##### Supplied data #####

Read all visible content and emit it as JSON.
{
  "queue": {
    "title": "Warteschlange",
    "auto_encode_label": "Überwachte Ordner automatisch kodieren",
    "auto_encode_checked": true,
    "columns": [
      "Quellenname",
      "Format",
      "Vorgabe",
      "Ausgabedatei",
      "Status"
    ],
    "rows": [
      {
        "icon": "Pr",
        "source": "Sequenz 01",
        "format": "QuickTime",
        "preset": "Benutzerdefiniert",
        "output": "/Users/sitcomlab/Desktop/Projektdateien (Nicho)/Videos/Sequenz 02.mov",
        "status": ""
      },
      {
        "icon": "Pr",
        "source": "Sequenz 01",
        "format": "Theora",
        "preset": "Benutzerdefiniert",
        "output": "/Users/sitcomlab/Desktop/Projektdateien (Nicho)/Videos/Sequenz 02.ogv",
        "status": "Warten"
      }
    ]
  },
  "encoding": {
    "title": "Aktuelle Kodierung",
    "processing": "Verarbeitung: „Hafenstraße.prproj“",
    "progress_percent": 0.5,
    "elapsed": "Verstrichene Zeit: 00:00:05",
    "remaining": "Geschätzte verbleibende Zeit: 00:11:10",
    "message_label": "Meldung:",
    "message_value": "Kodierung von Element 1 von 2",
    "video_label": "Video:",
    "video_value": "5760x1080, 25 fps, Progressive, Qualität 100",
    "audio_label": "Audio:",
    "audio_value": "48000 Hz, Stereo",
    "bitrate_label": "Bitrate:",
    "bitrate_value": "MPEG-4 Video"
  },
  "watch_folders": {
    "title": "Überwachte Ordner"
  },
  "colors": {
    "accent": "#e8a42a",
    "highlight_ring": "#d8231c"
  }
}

#####

## Exercise
Search the material above for "sitcomlab". Pull out each line where it shows up.

## Answer to the problem
        "output": "/Users/sitcomlab/Desktop/Projektdateien (Nicho)/Videos/Sequenz 02.mov",
        "output": "/Users/sitcomlab/Desktop/Projektdateien (Nicho)/Videos/Sequenz 02.ogv",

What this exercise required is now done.